--- START Data extract ---
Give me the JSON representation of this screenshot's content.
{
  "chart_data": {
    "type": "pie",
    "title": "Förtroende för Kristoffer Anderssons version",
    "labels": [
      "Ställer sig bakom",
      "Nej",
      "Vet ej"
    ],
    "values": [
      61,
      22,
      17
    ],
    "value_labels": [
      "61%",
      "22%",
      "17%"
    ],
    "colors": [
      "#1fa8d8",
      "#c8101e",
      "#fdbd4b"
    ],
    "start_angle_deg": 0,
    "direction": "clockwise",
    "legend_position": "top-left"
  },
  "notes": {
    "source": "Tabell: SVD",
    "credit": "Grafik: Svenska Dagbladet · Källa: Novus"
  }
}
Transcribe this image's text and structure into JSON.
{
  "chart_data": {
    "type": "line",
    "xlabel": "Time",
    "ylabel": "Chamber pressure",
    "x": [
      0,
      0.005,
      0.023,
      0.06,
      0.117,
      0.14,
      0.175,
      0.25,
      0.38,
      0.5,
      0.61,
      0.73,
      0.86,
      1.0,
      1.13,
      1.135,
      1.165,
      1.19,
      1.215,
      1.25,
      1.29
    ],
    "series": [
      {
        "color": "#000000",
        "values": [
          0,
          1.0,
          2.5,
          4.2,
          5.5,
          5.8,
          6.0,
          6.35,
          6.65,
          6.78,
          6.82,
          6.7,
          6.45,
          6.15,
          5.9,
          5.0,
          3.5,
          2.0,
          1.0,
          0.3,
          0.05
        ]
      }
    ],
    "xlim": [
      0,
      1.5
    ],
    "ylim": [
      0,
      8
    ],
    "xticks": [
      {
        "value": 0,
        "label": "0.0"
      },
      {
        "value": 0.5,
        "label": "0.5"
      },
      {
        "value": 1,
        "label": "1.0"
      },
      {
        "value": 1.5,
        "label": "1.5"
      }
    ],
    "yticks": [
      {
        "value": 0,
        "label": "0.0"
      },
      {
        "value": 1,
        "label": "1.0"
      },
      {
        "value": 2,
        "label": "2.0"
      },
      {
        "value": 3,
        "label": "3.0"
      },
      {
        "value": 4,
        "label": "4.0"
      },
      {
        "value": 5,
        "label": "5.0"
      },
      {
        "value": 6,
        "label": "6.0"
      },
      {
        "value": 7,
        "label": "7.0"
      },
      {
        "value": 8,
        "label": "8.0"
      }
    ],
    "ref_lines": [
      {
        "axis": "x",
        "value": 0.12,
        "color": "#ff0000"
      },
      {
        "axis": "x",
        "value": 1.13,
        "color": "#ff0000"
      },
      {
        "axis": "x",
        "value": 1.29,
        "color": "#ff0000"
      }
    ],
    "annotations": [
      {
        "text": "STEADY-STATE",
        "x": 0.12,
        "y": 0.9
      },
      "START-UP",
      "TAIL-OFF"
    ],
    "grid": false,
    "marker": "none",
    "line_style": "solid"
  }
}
--- END Data extract ---
Repeat back the data above, exact to the last character.

Give me the JSON representation of this screenshot's content.
{
  "chart_data": {
    "type": "pie",
    "title": "Förtroende för Kristoffer Anderssons version",
    "labels": [
      "Ställer sig bakom",
      "Nej",
      "Vet ej"
    ],
    "values": [
      61,
      22,
      17
    ],
    "value_labels": [
      "61%",
      "22%",
      "17%"
    ],
    "colors": [
      "#1fa8d8",
      "#c8101e",
      "#fdbd4b"
    ],
    "start_angle_deg": 0,
    "direction": "clockwise",
    "legend_position": "top-left"
  },
  "notes": {
    "source": "Tabell: SVD",
    "credit": "Grafik: Svenska Dagbladet · Källa: Novus"
  }
}
Transcribe this image's text and structure into JSON.
{
  "chart_data": {
    "type": "line",
    "xlabel": "Time",
    "ylabel": "Chamber pressure",
    "x": [
      0,
      0.005,
      0.023,
      0.06,
      0.117,
      0.14,
      0.175,
      0.25,
      0.38,
      0.5,
      0.61,
      0.73,
      0.86,
      1.0,
      1.13,
      1.135,
      1.165,
      1.19,
      1.215,
      1.25,
      1.29
    ],
    "series": [
      {
        "color": "#000000",
        "values": [
          0,
          1.0,
          2.5,
          4.2,
          5.5,
          5.8,
          6.0,
          6.35,
          6.65,
          6.78,
          6.82,
          6.7,
          6.45,
          6.15,
          5.9,
          5.0,
          3.5,
          2.0,
          1.0,
          0.3,
          0.05
        ]
      }
    ],
    "xlim": [
      0,
      1.5
    ],
    "ylim": [
      0,
      8
    ],
    "xticks": [
      {
        "value": 0,
        "label": "0.0"
      },
      {
        "value": 0.5,
        "label": "0.5"
      },
      {
        "value": 1,
        "label": "1.0"
      },
      {
        "value": 1.5,
        "label": "1.5"
      }
    ],
    "yticks": [
      {
        "value": 0,
        "label": "0.0"
      },
      {
        "value": 1,
        "label": "1.0"
      },
      {
        "value": 2,
        "label": "2.0"
      },
      {
        "value": 3,
        "label": "3.0"
      },
      {
        "value": 4,
        "label": "4.0"
      },
      {
        "value": 5,
        "label": "5.0"
      },
      {
        "value": 6,
        "label": "6.0"
      },
      {
        "value": 7,
        "label": "7.0"
      },
      {
        "value": 8,
        "label": "8.0"
      }
    ],
    "ref_lines": [
      {
        "axis": "x",
        "value": 0.12,
        "color": "#ff0000"
      },
      {
        "axis": "x",
        "value": 1.13,
        "color": "#ff0000"
      },
      {
        "axis": "x",
        "value": 1.29,
        "color": "#ff0000"
      }
    ],
    "annotations": [
      {
        "text": "STEADY-STATE",
        "x": 0.12,
        "y": 0.9
      },
      "START-UP",
      "TAIL-OFF"
    ],
    "grid": false,
    "marker": "none",
    "line_style": "solid"
  }
}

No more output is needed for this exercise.